▸ **Stated goal**
Lines that contain the string "style" are to be copied; leave out all others.

- - - - -

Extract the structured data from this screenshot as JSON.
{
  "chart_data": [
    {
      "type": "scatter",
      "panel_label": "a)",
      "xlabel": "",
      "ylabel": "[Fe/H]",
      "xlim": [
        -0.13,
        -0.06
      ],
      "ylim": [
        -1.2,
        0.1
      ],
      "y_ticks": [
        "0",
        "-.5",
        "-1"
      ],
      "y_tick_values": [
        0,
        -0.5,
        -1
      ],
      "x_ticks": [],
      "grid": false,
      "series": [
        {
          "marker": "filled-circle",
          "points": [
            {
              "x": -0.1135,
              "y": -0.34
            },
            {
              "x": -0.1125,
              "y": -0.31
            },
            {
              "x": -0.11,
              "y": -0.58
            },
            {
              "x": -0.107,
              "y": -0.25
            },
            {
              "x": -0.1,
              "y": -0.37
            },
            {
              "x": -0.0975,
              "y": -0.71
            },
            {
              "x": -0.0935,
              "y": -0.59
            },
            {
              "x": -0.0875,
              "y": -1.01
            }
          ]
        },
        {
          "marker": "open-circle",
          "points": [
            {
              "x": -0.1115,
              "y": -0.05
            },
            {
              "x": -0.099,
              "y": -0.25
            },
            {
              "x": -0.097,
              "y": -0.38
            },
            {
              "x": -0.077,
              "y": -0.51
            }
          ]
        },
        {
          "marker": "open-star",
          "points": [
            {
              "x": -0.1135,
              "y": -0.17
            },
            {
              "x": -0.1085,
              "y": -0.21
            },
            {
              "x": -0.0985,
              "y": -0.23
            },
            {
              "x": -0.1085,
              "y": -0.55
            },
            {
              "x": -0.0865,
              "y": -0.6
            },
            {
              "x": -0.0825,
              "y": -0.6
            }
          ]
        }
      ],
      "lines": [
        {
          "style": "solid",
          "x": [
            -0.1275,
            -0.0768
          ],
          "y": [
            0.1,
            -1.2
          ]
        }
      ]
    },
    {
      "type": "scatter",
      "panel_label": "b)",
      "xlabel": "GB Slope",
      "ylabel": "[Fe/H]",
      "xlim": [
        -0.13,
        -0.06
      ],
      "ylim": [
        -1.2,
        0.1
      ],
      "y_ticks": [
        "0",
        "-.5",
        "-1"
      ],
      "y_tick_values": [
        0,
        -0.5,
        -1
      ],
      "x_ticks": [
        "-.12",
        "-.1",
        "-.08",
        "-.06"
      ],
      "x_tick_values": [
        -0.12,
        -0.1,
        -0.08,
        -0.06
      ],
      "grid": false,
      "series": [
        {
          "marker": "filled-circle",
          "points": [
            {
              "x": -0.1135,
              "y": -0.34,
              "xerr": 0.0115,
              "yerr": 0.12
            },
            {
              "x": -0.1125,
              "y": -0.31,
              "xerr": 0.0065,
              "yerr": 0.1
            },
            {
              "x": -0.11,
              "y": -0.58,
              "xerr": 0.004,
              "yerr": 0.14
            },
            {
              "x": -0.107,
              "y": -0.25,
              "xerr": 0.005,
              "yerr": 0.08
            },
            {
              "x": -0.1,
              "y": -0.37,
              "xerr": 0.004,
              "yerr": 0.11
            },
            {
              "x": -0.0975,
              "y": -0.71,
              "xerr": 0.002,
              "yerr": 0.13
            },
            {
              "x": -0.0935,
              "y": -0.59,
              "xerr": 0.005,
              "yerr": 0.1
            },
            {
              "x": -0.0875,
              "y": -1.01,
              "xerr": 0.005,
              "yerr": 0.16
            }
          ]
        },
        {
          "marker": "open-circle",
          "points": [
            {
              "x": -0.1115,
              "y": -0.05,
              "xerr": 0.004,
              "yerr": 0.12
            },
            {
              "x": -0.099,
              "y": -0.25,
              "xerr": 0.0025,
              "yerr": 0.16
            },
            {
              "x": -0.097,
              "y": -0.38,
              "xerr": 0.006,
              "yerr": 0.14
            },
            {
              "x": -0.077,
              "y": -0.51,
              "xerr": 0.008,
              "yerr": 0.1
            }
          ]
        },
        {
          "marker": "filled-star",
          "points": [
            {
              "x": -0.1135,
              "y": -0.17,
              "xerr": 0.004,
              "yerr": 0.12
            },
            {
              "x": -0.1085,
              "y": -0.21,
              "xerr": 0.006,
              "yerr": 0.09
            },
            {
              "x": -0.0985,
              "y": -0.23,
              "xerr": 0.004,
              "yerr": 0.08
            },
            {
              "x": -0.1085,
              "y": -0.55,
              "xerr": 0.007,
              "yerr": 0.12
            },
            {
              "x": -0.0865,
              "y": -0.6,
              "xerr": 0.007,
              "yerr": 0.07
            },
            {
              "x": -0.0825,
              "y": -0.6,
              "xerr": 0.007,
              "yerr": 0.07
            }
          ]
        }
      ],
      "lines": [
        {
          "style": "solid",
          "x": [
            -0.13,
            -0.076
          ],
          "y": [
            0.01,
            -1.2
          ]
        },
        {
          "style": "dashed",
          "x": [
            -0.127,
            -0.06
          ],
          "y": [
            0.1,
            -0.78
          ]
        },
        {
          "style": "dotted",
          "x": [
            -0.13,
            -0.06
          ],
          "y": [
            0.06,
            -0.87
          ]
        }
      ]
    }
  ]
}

- - - - -

▸ **Output below**
          "style": "solid",
          "style": "solid",
          "style": "dashed",
          "style": "dotted",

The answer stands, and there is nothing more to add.